══ Excerpted records ══

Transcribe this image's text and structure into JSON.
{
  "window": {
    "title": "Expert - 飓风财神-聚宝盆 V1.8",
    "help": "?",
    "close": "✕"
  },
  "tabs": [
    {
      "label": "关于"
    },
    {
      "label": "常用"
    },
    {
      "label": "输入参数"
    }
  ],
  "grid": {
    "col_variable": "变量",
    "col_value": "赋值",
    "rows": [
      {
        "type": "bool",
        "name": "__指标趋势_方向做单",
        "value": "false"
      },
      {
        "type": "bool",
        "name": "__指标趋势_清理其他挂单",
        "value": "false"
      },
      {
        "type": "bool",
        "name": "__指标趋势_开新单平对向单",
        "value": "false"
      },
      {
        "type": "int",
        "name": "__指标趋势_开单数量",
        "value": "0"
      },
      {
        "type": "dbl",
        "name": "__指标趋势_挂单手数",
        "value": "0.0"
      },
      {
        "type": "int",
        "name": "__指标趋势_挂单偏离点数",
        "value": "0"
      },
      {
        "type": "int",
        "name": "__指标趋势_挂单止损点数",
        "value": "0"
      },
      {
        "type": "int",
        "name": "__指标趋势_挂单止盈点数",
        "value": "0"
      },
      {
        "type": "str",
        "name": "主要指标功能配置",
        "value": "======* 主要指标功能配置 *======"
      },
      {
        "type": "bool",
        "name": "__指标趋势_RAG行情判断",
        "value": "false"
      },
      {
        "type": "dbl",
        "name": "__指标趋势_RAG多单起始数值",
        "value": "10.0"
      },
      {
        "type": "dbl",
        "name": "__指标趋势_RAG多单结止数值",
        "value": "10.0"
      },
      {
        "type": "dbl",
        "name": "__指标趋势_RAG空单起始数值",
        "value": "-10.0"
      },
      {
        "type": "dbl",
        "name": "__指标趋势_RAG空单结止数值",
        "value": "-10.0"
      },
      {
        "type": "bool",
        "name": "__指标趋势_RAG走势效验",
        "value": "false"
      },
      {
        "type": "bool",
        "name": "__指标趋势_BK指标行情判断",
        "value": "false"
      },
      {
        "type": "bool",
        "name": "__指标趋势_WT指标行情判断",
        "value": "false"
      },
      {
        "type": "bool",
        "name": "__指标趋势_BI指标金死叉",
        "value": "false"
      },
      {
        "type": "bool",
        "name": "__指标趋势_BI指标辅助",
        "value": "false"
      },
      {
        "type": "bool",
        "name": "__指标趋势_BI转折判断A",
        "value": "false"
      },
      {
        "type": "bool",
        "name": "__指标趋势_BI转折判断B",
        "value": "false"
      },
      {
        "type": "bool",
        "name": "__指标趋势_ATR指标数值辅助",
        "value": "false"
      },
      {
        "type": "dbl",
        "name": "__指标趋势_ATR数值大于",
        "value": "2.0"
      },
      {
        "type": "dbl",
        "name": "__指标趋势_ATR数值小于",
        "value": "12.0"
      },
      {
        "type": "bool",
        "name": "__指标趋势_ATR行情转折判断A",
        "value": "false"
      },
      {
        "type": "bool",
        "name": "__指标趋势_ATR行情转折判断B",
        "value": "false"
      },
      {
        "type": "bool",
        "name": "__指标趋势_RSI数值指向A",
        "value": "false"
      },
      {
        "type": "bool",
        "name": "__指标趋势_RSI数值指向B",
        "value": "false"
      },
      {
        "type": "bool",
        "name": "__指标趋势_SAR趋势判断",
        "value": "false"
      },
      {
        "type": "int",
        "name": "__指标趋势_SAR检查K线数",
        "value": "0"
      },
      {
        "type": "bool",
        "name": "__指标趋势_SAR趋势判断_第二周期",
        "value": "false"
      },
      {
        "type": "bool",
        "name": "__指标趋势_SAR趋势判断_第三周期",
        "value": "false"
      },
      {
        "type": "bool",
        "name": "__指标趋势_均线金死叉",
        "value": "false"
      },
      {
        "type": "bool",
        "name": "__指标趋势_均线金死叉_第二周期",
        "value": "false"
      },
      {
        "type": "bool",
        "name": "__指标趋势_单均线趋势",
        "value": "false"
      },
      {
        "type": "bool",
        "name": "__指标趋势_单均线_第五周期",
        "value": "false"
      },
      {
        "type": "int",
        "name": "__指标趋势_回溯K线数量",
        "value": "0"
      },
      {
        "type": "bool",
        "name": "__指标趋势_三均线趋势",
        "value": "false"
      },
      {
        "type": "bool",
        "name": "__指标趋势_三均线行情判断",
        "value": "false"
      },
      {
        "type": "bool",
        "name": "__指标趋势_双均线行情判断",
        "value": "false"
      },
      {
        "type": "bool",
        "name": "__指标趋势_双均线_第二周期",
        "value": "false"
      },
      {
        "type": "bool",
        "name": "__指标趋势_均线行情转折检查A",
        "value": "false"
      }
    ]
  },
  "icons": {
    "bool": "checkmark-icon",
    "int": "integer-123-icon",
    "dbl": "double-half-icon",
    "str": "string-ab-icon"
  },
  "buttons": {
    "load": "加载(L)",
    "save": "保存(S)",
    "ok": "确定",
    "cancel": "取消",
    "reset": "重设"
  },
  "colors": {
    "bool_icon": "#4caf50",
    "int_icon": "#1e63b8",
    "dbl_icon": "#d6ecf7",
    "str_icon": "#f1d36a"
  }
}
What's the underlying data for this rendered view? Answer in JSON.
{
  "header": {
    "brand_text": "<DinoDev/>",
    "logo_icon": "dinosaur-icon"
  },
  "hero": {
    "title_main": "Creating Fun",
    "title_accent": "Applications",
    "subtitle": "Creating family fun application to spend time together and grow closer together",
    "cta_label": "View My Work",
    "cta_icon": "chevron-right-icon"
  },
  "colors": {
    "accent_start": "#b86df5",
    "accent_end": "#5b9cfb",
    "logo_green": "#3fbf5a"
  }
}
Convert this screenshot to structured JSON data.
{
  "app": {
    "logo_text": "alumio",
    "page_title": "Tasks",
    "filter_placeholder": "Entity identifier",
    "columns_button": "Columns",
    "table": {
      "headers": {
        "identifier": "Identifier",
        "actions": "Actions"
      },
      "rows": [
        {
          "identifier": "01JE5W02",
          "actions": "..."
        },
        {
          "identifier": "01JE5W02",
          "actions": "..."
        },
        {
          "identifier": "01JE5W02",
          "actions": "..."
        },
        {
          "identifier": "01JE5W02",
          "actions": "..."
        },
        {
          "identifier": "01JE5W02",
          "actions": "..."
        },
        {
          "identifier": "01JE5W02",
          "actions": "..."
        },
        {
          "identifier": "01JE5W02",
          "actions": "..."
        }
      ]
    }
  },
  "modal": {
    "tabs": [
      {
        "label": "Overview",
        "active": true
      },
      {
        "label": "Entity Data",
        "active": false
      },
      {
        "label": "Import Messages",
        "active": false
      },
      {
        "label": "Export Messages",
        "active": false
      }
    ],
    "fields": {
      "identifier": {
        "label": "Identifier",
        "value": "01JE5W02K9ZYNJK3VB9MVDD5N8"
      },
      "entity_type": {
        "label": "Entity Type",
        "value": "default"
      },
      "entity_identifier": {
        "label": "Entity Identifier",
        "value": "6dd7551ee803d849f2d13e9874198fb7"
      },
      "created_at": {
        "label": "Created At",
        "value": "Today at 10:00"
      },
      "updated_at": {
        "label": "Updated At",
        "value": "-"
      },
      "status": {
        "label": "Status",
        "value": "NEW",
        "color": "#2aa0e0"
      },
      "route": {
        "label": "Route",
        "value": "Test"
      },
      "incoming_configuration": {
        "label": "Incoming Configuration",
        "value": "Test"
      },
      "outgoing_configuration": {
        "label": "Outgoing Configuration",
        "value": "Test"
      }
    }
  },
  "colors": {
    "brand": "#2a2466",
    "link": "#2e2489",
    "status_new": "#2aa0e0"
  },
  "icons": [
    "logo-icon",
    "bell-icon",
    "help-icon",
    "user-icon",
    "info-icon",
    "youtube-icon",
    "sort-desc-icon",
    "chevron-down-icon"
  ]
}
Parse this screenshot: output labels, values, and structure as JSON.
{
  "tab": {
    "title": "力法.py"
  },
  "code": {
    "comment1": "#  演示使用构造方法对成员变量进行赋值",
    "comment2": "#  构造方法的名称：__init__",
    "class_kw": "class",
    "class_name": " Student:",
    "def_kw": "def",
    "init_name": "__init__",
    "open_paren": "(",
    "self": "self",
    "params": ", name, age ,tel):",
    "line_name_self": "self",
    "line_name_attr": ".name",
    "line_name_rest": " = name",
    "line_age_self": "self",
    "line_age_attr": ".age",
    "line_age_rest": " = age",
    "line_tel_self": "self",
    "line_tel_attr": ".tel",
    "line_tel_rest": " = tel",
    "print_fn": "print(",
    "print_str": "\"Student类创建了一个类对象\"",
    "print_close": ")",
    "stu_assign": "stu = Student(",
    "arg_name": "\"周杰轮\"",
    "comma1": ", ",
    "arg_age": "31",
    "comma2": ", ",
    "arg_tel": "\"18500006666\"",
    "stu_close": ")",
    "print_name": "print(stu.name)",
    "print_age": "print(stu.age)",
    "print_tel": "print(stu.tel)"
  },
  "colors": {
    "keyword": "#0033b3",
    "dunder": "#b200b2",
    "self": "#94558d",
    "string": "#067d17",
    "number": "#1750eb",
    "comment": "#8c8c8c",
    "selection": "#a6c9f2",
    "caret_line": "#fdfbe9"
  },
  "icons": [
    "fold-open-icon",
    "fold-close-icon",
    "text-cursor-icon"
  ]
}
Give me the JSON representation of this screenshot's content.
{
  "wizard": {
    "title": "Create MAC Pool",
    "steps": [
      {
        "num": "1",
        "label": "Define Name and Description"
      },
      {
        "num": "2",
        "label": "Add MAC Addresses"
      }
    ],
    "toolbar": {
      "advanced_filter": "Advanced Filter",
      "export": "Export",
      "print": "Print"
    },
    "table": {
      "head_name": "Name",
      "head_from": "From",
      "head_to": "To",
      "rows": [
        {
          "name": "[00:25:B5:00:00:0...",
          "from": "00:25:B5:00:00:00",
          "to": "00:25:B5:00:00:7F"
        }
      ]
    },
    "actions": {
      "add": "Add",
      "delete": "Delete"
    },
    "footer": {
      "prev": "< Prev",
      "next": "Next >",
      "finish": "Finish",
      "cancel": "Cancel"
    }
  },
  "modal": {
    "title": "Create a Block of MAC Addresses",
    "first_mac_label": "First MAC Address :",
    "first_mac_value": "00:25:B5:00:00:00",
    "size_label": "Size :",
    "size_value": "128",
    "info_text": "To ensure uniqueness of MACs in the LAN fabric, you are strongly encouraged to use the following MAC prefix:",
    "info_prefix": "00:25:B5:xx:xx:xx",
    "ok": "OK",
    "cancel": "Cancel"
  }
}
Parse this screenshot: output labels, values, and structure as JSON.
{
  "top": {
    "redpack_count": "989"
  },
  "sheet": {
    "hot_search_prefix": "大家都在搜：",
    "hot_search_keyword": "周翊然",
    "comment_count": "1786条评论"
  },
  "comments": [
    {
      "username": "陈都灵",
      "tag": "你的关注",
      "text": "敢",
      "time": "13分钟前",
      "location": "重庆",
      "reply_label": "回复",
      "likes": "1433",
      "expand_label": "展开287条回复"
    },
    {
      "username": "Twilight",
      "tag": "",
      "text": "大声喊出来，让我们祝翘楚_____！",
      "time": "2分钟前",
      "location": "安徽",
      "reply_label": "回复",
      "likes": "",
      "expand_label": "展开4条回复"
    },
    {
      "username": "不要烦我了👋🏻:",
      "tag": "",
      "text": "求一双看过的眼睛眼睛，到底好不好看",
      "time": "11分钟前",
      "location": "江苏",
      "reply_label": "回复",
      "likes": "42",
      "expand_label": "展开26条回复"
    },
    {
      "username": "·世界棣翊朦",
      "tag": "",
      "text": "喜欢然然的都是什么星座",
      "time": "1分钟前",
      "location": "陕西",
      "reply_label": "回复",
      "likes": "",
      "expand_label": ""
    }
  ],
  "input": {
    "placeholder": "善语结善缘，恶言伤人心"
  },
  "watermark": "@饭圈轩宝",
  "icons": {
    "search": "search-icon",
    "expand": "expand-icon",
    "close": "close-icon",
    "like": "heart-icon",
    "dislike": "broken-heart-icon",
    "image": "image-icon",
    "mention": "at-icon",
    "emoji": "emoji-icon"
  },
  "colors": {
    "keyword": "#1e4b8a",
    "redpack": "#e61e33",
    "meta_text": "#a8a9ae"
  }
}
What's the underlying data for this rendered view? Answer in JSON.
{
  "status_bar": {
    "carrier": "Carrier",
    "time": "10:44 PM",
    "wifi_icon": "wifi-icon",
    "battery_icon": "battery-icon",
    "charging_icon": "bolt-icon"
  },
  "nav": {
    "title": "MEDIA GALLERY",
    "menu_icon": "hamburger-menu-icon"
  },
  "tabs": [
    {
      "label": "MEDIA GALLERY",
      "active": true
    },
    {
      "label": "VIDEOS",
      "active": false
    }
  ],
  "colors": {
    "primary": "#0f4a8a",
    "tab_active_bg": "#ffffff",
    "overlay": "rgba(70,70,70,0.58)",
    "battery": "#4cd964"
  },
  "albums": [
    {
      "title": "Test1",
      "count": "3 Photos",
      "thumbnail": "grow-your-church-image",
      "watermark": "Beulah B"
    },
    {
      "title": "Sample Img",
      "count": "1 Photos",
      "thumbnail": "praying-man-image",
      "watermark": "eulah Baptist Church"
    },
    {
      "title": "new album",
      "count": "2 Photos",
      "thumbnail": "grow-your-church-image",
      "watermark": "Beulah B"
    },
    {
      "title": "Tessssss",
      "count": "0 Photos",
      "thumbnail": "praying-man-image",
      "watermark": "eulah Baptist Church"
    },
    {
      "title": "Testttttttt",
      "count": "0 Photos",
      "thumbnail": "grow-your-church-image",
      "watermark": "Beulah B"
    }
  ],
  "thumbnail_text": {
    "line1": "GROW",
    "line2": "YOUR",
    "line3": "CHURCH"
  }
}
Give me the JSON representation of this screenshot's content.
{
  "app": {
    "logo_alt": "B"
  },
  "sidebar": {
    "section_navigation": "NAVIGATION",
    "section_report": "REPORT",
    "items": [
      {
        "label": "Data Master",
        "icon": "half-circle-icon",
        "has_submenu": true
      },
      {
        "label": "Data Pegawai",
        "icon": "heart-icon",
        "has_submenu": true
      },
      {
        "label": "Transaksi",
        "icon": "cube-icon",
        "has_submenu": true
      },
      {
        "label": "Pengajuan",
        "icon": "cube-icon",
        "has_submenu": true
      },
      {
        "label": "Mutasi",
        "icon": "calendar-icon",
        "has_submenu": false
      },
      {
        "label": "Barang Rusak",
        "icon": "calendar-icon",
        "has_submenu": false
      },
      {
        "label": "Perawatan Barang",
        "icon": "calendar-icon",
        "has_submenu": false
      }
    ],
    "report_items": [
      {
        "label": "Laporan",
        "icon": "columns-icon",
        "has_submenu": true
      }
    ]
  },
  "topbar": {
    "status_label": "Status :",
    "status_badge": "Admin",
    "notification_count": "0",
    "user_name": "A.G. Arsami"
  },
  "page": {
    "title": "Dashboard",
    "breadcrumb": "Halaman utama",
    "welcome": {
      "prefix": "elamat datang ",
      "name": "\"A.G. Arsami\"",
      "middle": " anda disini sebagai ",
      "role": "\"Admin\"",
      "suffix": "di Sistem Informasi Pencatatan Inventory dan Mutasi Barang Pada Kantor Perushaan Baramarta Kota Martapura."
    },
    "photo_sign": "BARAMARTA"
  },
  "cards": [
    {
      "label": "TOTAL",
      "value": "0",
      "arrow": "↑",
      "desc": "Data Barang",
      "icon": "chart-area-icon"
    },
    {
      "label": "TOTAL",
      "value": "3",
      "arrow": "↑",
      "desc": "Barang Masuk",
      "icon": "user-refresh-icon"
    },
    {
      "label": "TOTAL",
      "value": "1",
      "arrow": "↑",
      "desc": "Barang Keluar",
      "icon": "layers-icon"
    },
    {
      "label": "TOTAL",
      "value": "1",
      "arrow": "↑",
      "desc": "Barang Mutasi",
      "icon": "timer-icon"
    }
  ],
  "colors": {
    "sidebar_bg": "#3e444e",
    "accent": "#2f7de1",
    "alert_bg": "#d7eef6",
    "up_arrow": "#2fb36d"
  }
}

═══

Select all lines in the listing above where the word "cancel" appears, and show them.

Exercise output:
    "cancel": "取消",
      "cancel": "Cancel"
    "cancel": "Cancel"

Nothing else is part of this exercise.